Problem to solve:
Omit all images. Write out the rest of the material exactly.

Structured figure records:
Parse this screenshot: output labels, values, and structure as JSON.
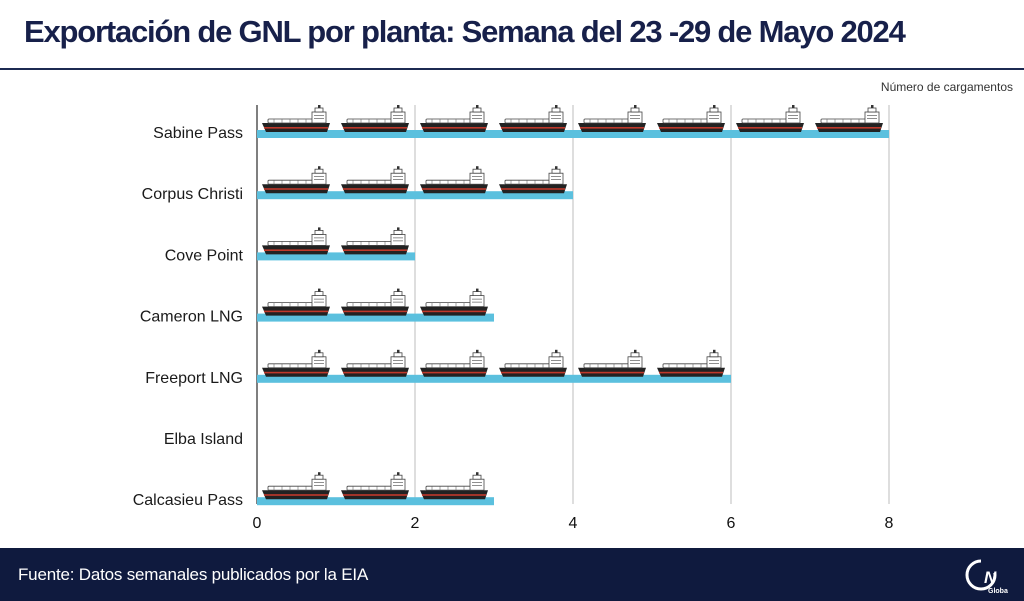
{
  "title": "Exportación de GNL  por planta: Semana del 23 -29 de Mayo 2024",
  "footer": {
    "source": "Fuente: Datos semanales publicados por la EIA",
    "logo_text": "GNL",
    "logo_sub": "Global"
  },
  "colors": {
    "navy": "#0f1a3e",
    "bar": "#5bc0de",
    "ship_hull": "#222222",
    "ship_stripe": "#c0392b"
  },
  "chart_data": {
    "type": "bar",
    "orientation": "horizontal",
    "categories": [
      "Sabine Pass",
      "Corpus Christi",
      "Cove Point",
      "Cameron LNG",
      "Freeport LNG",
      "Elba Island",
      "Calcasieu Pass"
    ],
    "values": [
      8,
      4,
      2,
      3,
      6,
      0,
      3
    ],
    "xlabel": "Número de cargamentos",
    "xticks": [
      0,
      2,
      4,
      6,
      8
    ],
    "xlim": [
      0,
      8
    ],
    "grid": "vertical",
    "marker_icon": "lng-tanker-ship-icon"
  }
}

Final answer:
Parse this screenshot: output labels, values, and structure as JSON.
{
  "title": "Exportación de GNL  por planta: Semana del 23 -29 de Mayo 2024",
  "footer": {
    "source": "Fuente: Datos semanales publicados por la EIA",
    "logo_text": "GNL",
    "logo_sub": "Global"
  },
  "colors": {
    "navy": "#0f1a3e",
    "bar": "#5bc0de",
    "ship_hull": "#222222",
    "ship_stripe": "#c0392b"
  },
  "chart_data": {
    "type": "bar",
    "orientation": "horizontal",
    "categories": [
      "Sabine Pass",
      "Corpus Christi",
      "Cove Point",
      "Cameron LNG",
      "Freeport LNG",
      "Elba Island",
      "Calcasieu Pass"
    ],
    "values": [
      8,
      4,
      2,
      3,
      6,
      0,
      3
    ],
    "xlabel": "Número de cargamentos",
    "xticks": [
      0,
      2,
      4,
      6,
      8
    ],
    "xlim": [
      0,
      8
    ],
    "grid": "vertical",
    "marker_icon": "lng-tanker-ship-icon"
  }
}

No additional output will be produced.